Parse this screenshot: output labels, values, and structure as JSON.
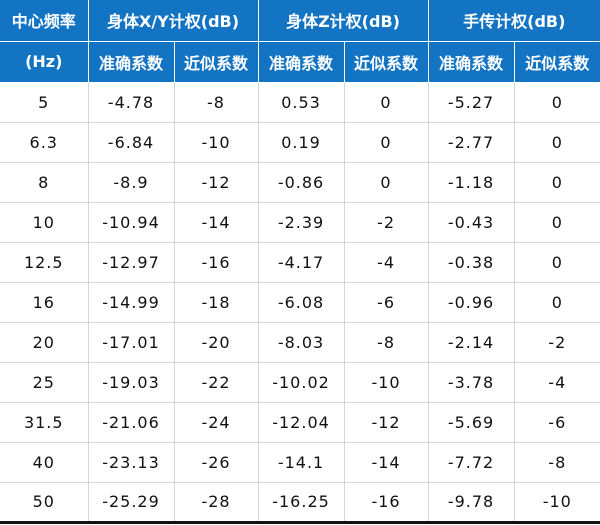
{
  "header": {
    "freq_title": "中心频率",
    "freq_unit": "(Hz)",
    "group_xy": "身体X/Y计权(dB)",
    "group_z": "身体Z计权(dB)",
    "group_hand": "手传计权(dB)",
    "exact": "准确系数",
    "approx": "近似系数"
  },
  "rows": [
    [
      "5",
      "-4.78",
      "-8",
      "0.53",
      "0",
      "-5.27",
      "0"
    ],
    [
      "6.3",
      "-6.84",
      "-10",
      "0.19",
      "0",
      "-2.77",
      "0"
    ],
    [
      "8",
      "-8.9",
      "-12",
      "-0.86",
      "0",
      "-1.18",
      "0"
    ],
    [
      "10",
      "-10.94",
      "-14",
      "-2.39",
      "-2",
      "-0.43",
      "0"
    ],
    [
      "12.5",
      "-12.97",
      "-16",
      "-4.17",
      "-4",
      "-0.38",
      "0"
    ],
    [
      "16",
      "-14.99",
      "-18",
      "-6.08",
      "-6",
      "-0.96",
      "0"
    ],
    [
      "20",
      "-17.01",
      "-20",
      "-8.03",
      "-8",
      "-2.14",
      "-2"
    ],
    [
      "25",
      "-19.03",
      "-22",
      "-10.02",
      "-10",
      "-3.78",
      "-4"
    ],
    [
      "31.5",
      "-21.06",
      "-24",
      "-12.04",
      "-12",
      "-5.69",
      "-6"
    ],
    [
      "40",
      "-23.13",
      "-26",
      "-14.1",
      "-14",
      "-7.72",
      "-8"
    ],
    [
      "50",
      "-25.29",
      "-28",
      "-16.25",
      "-16",
      "-9.78",
      "-10"
    ]
  ],
  "colors": {
    "header_bg": "#1474c4",
    "header_text": "#ffffff",
    "grid": "#d6d6d6"
  }
}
----------------------------------------
Repeat the listing above exactly, with no pictures.

RESPONSE TO THE EXERCISE:
Parse this screenshot: output labels, values, and structure as JSON.
{
  "header": {
    "freq_title": "中心频率",
    "freq_unit": "(Hz)",
    "group_xy": "身体X/Y计权(dB)",
    "group_z": "身体Z计权(dB)",
    "group_hand": "手传计权(dB)",
    "exact": "准确系数",
    "approx": "近似系数"
  },
  "rows": [
    [
      "5",
      "-4.78",
      "-8",
      "0.53",
      "0",
      "-5.27",
      "0"
    ],
    [
      "6.3",
      "-6.84",
      "-10",
      "0.19",
      "0",
      "-2.77",
      "0"
    ],
    [
      "8",
      "-8.9",
      "-12",
      "-0.86",
      "0",
      "-1.18",
      "0"
    ],
    [
      "10",
      "-10.94",
      "-14",
      "-2.39",
      "-2",
      "-0.43",
      "0"
    ],
    [
      "12.5",
      "-12.97",
      "-16",
      "-4.17",
      "-4",
      "-0.38",
      "0"
    ],
    [
      "16",
      "-14.99",
      "-18",
      "-6.08",
      "-6",
      "-0.96",
      "0"
    ],
    [
      "20",
      "-17.01",
      "-20",
      "-8.03",
      "-8",
      "-2.14",
      "-2"
    ],
    [
      "25",
      "-19.03",
      "-22",
      "-10.02",
      "-10",
      "-3.78",
      "-4"
    ],
    [
      "31.5",
      "-21.06",
      "-24",
      "-12.04",
      "-12",
      "-5.69",
      "-6"
    ],
    [
      "40",
      "-23.13",
      "-26",
      "-14.1",
      "-14",
      "-7.72",
      "-8"
    ],
    [
      "50",
      "-25.29",
      "-28",
      "-16.25",
      "-16",
      "-9.78",
      "-10"
    ]
  ],
  "colors": {
    "header_bg": "#1474c4",
    "header_text": "#ffffff",
    "grid": "#d6d6d6"
  }
}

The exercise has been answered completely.